═══ RECORDS PROVIDED ═══

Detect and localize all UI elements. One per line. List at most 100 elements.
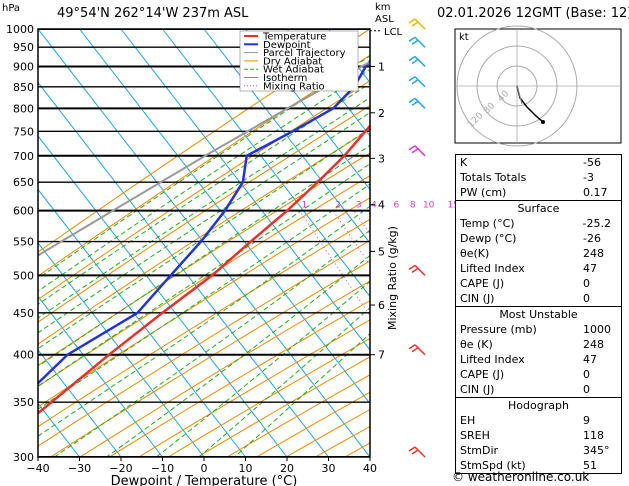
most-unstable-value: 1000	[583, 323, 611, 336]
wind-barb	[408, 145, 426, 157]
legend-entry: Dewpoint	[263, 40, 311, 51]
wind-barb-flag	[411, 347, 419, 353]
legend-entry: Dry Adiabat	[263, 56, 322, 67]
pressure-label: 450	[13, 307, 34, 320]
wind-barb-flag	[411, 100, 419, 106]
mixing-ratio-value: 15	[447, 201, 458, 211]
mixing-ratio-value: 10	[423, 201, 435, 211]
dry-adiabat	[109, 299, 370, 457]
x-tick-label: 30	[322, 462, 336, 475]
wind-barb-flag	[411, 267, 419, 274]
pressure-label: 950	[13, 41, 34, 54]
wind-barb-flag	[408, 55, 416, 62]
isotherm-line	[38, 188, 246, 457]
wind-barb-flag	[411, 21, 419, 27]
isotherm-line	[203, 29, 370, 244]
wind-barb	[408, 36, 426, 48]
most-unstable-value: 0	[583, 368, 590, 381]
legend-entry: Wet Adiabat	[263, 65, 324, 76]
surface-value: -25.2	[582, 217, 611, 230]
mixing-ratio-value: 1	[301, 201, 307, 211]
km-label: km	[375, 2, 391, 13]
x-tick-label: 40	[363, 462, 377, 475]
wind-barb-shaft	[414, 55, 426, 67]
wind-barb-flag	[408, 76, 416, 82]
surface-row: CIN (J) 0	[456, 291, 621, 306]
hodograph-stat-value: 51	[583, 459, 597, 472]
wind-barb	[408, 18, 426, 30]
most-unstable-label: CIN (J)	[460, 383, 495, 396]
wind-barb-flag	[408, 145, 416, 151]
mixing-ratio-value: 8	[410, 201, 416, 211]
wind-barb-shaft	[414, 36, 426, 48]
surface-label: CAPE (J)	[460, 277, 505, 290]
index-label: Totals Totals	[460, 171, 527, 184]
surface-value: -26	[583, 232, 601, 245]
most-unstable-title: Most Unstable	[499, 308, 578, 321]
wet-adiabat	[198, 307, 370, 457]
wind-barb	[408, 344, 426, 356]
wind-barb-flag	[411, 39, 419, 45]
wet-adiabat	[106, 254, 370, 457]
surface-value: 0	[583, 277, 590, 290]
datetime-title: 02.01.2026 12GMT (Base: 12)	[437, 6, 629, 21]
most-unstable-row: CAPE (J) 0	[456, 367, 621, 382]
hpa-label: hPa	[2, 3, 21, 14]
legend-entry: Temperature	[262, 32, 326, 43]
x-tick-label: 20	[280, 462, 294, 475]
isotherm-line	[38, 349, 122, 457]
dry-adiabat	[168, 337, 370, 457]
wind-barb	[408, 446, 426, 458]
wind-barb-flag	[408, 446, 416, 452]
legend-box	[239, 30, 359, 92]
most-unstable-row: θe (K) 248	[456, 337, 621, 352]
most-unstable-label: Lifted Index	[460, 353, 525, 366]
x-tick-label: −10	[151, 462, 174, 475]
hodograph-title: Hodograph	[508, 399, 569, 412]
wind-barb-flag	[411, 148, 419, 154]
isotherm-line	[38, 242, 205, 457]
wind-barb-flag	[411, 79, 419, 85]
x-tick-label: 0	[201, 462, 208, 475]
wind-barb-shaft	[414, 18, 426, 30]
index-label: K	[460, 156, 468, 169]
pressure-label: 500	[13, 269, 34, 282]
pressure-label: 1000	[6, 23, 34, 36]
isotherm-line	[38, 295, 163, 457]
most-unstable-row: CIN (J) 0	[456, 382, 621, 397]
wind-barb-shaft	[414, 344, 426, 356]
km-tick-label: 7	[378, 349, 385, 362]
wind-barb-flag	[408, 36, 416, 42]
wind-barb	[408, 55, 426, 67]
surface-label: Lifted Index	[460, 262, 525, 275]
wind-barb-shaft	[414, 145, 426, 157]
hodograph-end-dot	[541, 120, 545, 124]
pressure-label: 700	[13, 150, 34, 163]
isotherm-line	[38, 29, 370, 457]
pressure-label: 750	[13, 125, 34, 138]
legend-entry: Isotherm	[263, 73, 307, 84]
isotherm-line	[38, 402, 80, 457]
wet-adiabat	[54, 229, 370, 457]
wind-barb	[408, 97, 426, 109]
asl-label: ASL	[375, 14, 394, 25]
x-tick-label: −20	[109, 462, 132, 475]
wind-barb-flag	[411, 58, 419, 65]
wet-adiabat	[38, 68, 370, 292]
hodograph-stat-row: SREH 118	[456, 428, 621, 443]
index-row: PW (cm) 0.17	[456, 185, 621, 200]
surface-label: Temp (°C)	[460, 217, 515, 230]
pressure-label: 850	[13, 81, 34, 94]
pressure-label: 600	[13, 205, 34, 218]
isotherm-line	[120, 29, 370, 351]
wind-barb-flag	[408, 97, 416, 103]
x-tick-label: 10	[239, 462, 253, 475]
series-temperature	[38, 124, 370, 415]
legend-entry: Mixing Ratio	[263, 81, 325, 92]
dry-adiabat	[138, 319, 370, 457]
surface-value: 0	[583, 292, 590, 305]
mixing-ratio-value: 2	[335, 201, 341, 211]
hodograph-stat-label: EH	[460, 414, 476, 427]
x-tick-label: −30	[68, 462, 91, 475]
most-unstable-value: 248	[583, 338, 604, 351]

═══

GIVEN INSTRUCTION: Quote every record above verbatim, omitting the pictures.

FINAL RESULT:
Detect and localize all UI elements. One per line. List at most 100 elements.
most-unstable-value: 1000	[583, 323, 611, 336]
wind-barb	[408, 145, 426, 157]
legend-entry: Dewpoint	[263, 40, 311, 51]
wind-barb-flag	[411, 347, 419, 353]
legend-entry: Dry Adiabat	[263, 56, 322, 67]
pressure-label: 450	[13, 307, 34, 320]
wind-barb-flag	[411, 100, 419, 106]
mixing-ratio-value: 15	[447, 201, 458, 211]
mixing-ratio-value: 10	[423, 201, 435, 211]
dry-adiabat	[109, 299, 370, 457]
x-tick-label: 30	[322, 462, 336, 475]
wind-barb-flag	[411, 267, 419, 274]
pressure-label: 950	[13, 41, 34, 54]
wind-barb-flag	[408, 55, 416, 62]
isotherm-line	[38, 188, 246, 457]
wind-barb-flag	[411, 21, 419, 27]
isotherm-line	[203, 29, 370, 244]
wind-barb	[408, 36, 426, 48]
most-unstable-value: 0	[583, 368, 590, 381]
legend-entry: Wet Adiabat	[263, 65, 324, 76]
surface-value: -25.2	[582, 217, 611, 230]
mixing-ratio-value: 1	[301, 201, 307, 211]
km-label: km	[375, 2, 391, 13]
x-tick-label: 40	[363, 462, 377, 475]
wind-barb-shaft	[414, 55, 426, 67]
wind-barb-flag	[408, 76, 416, 82]
surface-row: CIN (J) 0	[456, 291, 621, 306]
hodograph-stat-value: 51	[583, 459, 597, 472]
wind-barb	[408, 18, 426, 30]
most-unstable-label: CIN (J)	[460, 383, 495, 396]
wind-barb-flag	[408, 145, 416, 151]
mixing-ratio-value: 8	[410, 201, 416, 211]
wind-barb-shaft	[414, 36, 426, 48]
surface-label: CAPE (J)	[460, 277, 505, 290]
index-label: Totals Totals	[460, 171, 527, 184]
surface-value: -26	[583, 232, 601, 245]
most-unstable-title: Most Unstable	[499, 308, 578, 321]
wet-adiabat	[198, 307, 370, 457]
wind-barb	[408, 344, 426, 356]
wind-barb-flag	[411, 39, 419, 45]
wet-adiabat	[106, 254, 370, 457]
surface-value: 0	[583, 277, 590, 290]
datetime-title: 02.01.2026 12GMT (Base: 12)	[437, 6, 629, 21]
most-unstable-row: CAPE (J) 0	[456, 367, 621, 382]
hpa-label: hPa	[2, 3, 21, 14]
legend-entry: Temperature	[262, 32, 326, 43]
x-tick-label: 20	[280, 462, 294, 475]
isotherm-line	[38, 349, 122, 457]
dry-adiabat	[168, 337, 370, 457]
wind-barb	[408, 446, 426, 458]
wind-barb-flag	[408, 446, 416, 452]
legend-box	[239, 30, 359, 92]
most-unstable-row: θe (K) 248	[456, 337, 621, 352]
most-unstable-label: Lifted Index	[460, 353, 525, 366]
x-tick-label: −10	[151, 462, 174, 475]
hodograph-title: Hodograph	[508, 399, 569, 412]
wind-barb-flag	[411, 148, 419, 154]
isotherm-line	[38, 242, 205, 457]
wind-barb-flag	[411, 79, 419, 85]
x-tick-label: 0	[201, 462, 208, 475]
wind-barb-shaft	[414, 18, 426, 30]
index-label: K	[460, 156, 468, 169]
pressure-label: 500	[13, 269, 34, 282]
pressure-label: 1000	[6, 23, 34, 36]
isotherm-line	[38, 295, 163, 457]
most-unstable-row: CIN (J) 0	[456, 382, 621, 397]
wind-barb-shaft	[414, 344, 426, 356]
km-tick-label: 7	[378, 349, 385, 362]
wind-barb-flag	[408, 36, 416, 42]
wind-barb	[408, 55, 426, 67]
surface-label: Lifted Index	[460, 262, 525, 275]
wind-barb-shaft	[414, 145, 426, 157]
hodograph-end-dot	[541, 120, 545, 124]
pressure-label: 700	[13, 150, 34, 163]
isotherm-line	[38, 29, 370, 457]
pressure-label: 750	[13, 125, 34, 138]
legend-entry: Isotherm	[263, 73, 307, 84]
isotherm-line	[38, 402, 80, 457]
wet-adiabat	[54, 229, 370, 457]
wind-barb	[408, 97, 426, 109]
asl-label: ASL	[375, 14, 394, 25]
x-tick-label: −20	[109, 462, 132, 475]
wind-barb-flag	[411, 58, 419, 65]
wet-adiabat	[38, 68, 370, 292]
hodograph-stat-row: SREH 118	[456, 428, 621, 443]
index-row: PW (cm) 0.17	[456, 185, 621, 200]
surface-label: Temp (°C)	[460, 217, 515, 230]
pressure-label: 850	[13, 81, 34, 94]
pressure-label: 600	[13, 205, 34, 218]
isotherm-line	[120, 29, 370, 351]
wind-barb-flag	[408, 97, 416, 103]
x-tick-label: 10	[239, 462, 253, 475]
series-temperature	[38, 124, 370, 415]
legend-entry: Mixing Ratio	[263, 81, 325, 92]
dry-adiabat	[138, 319, 370, 457]
surface-value: 0	[583, 292, 590, 305]
mixing-ratio-value: 2	[335, 201, 341, 211]
hodograph-stat-label: EH	[460, 414, 476, 427]
x-tick-label: −30	[68, 462, 91, 475]
most-unstable-value: 248	[583, 338, 604, 351]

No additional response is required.